— YOUR OBJECTIVE —
Write the material out again exactly.

-- START ENTRIES SUPPLIED --

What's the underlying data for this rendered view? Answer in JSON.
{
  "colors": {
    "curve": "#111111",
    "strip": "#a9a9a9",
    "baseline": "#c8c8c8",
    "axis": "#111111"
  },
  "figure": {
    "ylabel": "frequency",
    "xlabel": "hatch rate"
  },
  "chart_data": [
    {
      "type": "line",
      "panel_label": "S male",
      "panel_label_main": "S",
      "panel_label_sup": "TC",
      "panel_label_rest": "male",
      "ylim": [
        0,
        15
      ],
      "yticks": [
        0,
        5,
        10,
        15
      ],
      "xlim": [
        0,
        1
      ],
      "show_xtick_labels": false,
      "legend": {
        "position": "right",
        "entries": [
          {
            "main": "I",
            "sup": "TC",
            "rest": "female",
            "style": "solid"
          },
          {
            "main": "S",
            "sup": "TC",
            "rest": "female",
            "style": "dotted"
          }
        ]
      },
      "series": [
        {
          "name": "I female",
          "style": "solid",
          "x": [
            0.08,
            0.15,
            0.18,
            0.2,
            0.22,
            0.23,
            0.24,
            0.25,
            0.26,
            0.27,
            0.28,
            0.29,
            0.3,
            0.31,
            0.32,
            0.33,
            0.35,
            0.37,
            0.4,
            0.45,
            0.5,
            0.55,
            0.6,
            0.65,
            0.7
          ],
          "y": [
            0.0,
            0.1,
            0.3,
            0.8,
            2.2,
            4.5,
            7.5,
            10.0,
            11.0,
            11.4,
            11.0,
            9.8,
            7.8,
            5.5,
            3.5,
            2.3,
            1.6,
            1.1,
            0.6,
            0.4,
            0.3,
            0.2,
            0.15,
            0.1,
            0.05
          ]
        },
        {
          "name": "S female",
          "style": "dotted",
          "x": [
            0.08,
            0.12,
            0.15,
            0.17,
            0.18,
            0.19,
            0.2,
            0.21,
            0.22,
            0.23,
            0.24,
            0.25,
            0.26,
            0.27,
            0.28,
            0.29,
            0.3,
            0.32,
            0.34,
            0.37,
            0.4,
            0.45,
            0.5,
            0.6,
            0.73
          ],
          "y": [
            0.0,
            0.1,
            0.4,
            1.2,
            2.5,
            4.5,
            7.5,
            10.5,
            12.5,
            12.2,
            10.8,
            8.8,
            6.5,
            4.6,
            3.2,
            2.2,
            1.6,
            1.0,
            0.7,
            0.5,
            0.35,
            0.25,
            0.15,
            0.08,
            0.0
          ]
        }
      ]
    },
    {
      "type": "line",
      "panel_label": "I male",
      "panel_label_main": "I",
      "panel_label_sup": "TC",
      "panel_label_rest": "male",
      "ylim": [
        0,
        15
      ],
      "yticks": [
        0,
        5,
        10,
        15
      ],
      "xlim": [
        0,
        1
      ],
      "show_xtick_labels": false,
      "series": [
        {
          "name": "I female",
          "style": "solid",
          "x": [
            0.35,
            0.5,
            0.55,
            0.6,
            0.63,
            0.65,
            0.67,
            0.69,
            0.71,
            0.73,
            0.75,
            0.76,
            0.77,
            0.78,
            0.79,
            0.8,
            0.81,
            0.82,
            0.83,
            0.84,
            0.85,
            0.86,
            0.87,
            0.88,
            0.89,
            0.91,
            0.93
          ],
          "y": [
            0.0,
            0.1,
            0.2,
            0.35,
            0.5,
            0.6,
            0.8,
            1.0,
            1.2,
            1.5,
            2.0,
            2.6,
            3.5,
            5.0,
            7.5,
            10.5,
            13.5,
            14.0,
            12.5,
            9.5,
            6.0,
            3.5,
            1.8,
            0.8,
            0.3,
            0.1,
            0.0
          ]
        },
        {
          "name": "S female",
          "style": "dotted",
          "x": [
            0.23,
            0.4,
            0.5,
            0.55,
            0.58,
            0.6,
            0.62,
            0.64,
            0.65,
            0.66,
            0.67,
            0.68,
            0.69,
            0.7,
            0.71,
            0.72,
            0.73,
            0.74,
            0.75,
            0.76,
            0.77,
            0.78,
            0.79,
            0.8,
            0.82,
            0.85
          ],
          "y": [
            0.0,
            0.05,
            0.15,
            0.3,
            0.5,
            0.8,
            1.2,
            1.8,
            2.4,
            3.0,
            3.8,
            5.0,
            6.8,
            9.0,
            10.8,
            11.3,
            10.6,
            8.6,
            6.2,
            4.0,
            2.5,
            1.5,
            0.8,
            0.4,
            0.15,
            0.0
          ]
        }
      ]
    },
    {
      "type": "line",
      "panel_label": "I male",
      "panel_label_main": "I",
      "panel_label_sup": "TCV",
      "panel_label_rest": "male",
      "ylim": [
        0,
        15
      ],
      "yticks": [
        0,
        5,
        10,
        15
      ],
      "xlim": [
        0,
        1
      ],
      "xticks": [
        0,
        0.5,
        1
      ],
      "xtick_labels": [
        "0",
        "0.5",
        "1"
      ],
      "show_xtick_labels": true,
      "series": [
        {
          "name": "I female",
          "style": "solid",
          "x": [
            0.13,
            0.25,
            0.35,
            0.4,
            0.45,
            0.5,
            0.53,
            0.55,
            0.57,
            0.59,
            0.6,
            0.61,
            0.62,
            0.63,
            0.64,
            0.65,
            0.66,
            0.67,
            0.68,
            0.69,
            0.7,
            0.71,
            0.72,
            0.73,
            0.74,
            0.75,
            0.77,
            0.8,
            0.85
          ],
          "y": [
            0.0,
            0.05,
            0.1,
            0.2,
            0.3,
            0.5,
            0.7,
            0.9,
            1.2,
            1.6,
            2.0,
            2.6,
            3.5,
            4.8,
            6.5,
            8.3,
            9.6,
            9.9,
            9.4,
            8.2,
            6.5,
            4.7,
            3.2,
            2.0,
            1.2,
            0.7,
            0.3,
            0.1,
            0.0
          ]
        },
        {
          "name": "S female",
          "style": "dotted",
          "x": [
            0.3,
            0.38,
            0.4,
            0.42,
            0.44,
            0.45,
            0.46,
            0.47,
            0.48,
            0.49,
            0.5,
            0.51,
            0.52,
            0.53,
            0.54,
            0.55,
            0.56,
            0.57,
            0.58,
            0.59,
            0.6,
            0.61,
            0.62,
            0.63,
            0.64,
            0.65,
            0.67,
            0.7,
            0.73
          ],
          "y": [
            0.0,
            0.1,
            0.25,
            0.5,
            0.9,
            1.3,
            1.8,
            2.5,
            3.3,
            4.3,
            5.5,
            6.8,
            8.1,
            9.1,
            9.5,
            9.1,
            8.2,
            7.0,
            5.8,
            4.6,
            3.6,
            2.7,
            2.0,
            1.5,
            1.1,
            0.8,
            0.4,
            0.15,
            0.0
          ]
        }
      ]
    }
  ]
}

-- END ENTRIES SUPPLIED --

— REPLY TO THE EXERCISE —
What's the underlying data for this rendered view? Answer in JSON.
{
  "colors": {
    "curve": "#111111",
    "strip": "#a9a9a9",
    "baseline": "#c8c8c8",
    "axis": "#111111"
  },
  "figure": {
    "ylabel": "frequency",
    "xlabel": "hatch rate"
  },
  "chart_data": [
    {
      "type": "line",
      "panel_label": "S male",
      "panel_label_main": "S",
      "panel_label_sup": "TC",
      "panel_label_rest": "male",
      "ylim": [
        0,
        15
      ],
      "yticks": [
        0,
        5,
        10,
        15
      ],
      "xlim": [
        0,
        1
      ],
      "show_xtick_labels": false,
      "legend": {
        "position": "right",
        "entries": [
          {
            "main": "I",
            "sup": "TC",
            "rest": "female",
            "style": "solid"
          },
          {
            "main": "S",
            "sup": "TC",
            "rest": "female",
            "style": "dotted"
          }
        ]
      },
      "series": [
        {
          "name": "I female",
          "style": "solid",
          "x": [
            0.08,
            0.15,
            0.18,
            0.2,
            0.22,
            0.23,
            0.24,
            0.25,
            0.26,
            0.27,
            0.28,
            0.29,
            0.3,
            0.31,
            0.32,
            0.33,
            0.35,
            0.37,
            0.4,
            0.45,
            0.5,
            0.55,
            0.6,
            0.65,
            0.7
          ],
          "y": [
            0.0,
            0.1,
            0.3,
            0.8,
            2.2,
            4.5,
            7.5,
            10.0,
            11.0,
            11.4,
            11.0,
            9.8,
            7.8,
            5.5,
            3.5,
            2.3,
            1.6,
            1.1,
            0.6,
            0.4,
            0.3,
            0.2,
            0.15,
            0.1,
            0.05
          ]
        },
        {
          "name": "S female",
          "style": "dotted",
          "x": [
            0.08,
            0.12,
            0.15,
            0.17,
            0.18,
            0.19,
            0.2,
            0.21,
            0.22,
            0.23,
            0.24,
            0.25,
            0.26,
            0.27,
            0.28,
            0.29,
            0.3,
            0.32,
            0.34,
            0.37,
            0.4,
            0.45,
            0.5,
            0.6,
            0.73
          ],
          "y": [
            0.0,
            0.1,
            0.4,
            1.2,
            2.5,
            4.5,
            7.5,
            10.5,
            12.5,
            12.2,
            10.8,
            8.8,
            6.5,
            4.6,
            3.2,
            2.2,
            1.6,
            1.0,
            0.7,
            0.5,
            0.35,
            0.25,
            0.15,
            0.08,
            0.0
          ]
        }
      ]
    },
    {
      "type": "line",
      "panel_label": "I male",
      "panel_label_main": "I",
      "panel_label_sup": "TC",
      "panel_label_rest": "male",
      "ylim": [
        0,
        15
      ],
      "yticks": [
        0,
        5,
        10,
        15
      ],
      "xlim": [
        0,
        1
      ],
      "show_xtick_labels": false,
      "series": [
        {
          "name": "I female",
          "style": "solid",
          "x": [
            0.35,
            0.5,
            0.55,
            0.6,
            0.63,
            0.65,
            0.67,
            0.69,
            0.71,
            0.73,
            0.75,
            0.76,
            0.77,
            0.78,
            0.79,
            0.8,
            0.81,
            0.82,
            0.83,
            0.84,
            0.85,
            0.86,
            0.87,
            0.88,
            0.89,
            0.91,
            0.93
          ],
          "y": [
            0.0,
            0.1,
            0.2,
            0.35,
            0.5,
            0.6,
            0.8,
            1.0,
            1.2,
            1.5,
            2.0,
            2.6,
            3.5,
            5.0,
            7.5,
            10.5,
            13.5,
            14.0,
            12.5,
            9.5,
            6.0,
            3.5,
            1.8,
            0.8,
            0.3,
            0.1,
            0.0
          ]
        },
        {
          "name": "S female",
          "style": "dotted",
          "x": [
            0.23,
            0.4,
            0.5,
            0.55,
            0.58,
            0.6,
            0.62,
            0.64,
            0.65,
            0.66,
            0.67,
            0.68,
            0.69,
            0.7,
            0.71,
            0.72,
            0.73,
            0.74,
            0.75,
            0.76,
            0.77,
            0.78,
            0.79,
            0.8,
            0.82,
            0.85
          ],
          "y": [
            0.0,
            0.05,
            0.15,
            0.3,
            0.5,
            0.8,
            1.2,
            1.8,
            2.4,
            3.0,
            3.8,
            5.0,
            6.8,
            9.0,
            10.8,
            11.3,
            10.6,
            8.6,
            6.2,
            4.0,
            2.5,
            1.5,
            0.8,
            0.4,
            0.15,
            0.0
          ]
        }
      ]
    },
    {
      "type": "line",
      "panel_label": "I male",
      "panel_label_main": "I",
      "panel_label_sup": "TCV",
      "panel_label_rest": "male",
      "ylim": [
        0,
        15
      ],
      "yticks": [
        0,
        5,
        10,
        15
      ],
      "xlim": [
        0,
        1
      ],
      "xticks": [
        0,
        0.5,
        1
      ],
      "xtick_labels": [
        "0",
        "0.5",
        "1"
      ],
      "show_xtick_labels": true,
      "series": [
        {
          "name": "I female",
          "style": "solid",
          "x": [
            0.13,
            0.25,
            0.35,
            0.4,
            0.45,
            0.5,
            0.53,
            0.55,
            0.57,
            0.59,
            0.6,
            0.61,
            0.62,
            0.63,
            0.64,
            0.65,
            0.66,
            0.67,
            0.68,
            0.69,
            0.7,
            0.71,
            0.72,
            0.73,
            0.74,
            0.75,
            0.77,
            0.8,
            0.85
          ],
          "y": [
            0.0,
            0.05,
            0.1,
            0.2,
            0.3,
            0.5,
            0.7,
            0.9,
            1.2,
            1.6,
            2.0,
            2.6,
            3.5,
            4.8,
            6.5,
            8.3,
            9.6,
            9.9,
            9.4,
            8.2,
            6.5,
            4.7,
            3.2,
            2.0,
            1.2,
            0.7,
            0.3,
            0.1,
            0.0
          ]
        },
        {
          "name": "S female",
          "style": "dotted",
          "x": [
            0.3,
            0.38,
            0.4,
            0.42,
            0.44,
            0.45,
            0.46,
            0.47,
            0.48,
            0.49,
            0.5,
            0.51,
            0.52,
            0.53,
            0.54,
            0.55,
            0.56,
            0.57,
            0.58,
            0.59,
            0.6,
            0.61,
            0.62,
            0.63,
            0.64,
            0.65,
            0.67,
            0.7,
            0.73
          ],
          "y": [
            0.0,
            0.1,
            0.25,
            0.5,
            0.9,
            1.3,
            1.8,
            2.5,
            3.3,
            4.3,
            5.5,
            6.8,
            8.1,
            9.1,
            9.5,
            9.1,
            8.2,
            7.0,
            5.8,
            4.6,
            3.6,
            2.7,
            2.0,
            1.5,
            1.1,
            0.8,
            0.4,
            0.15,
            0.0
          ]
        }
      ]
    }
  ]
}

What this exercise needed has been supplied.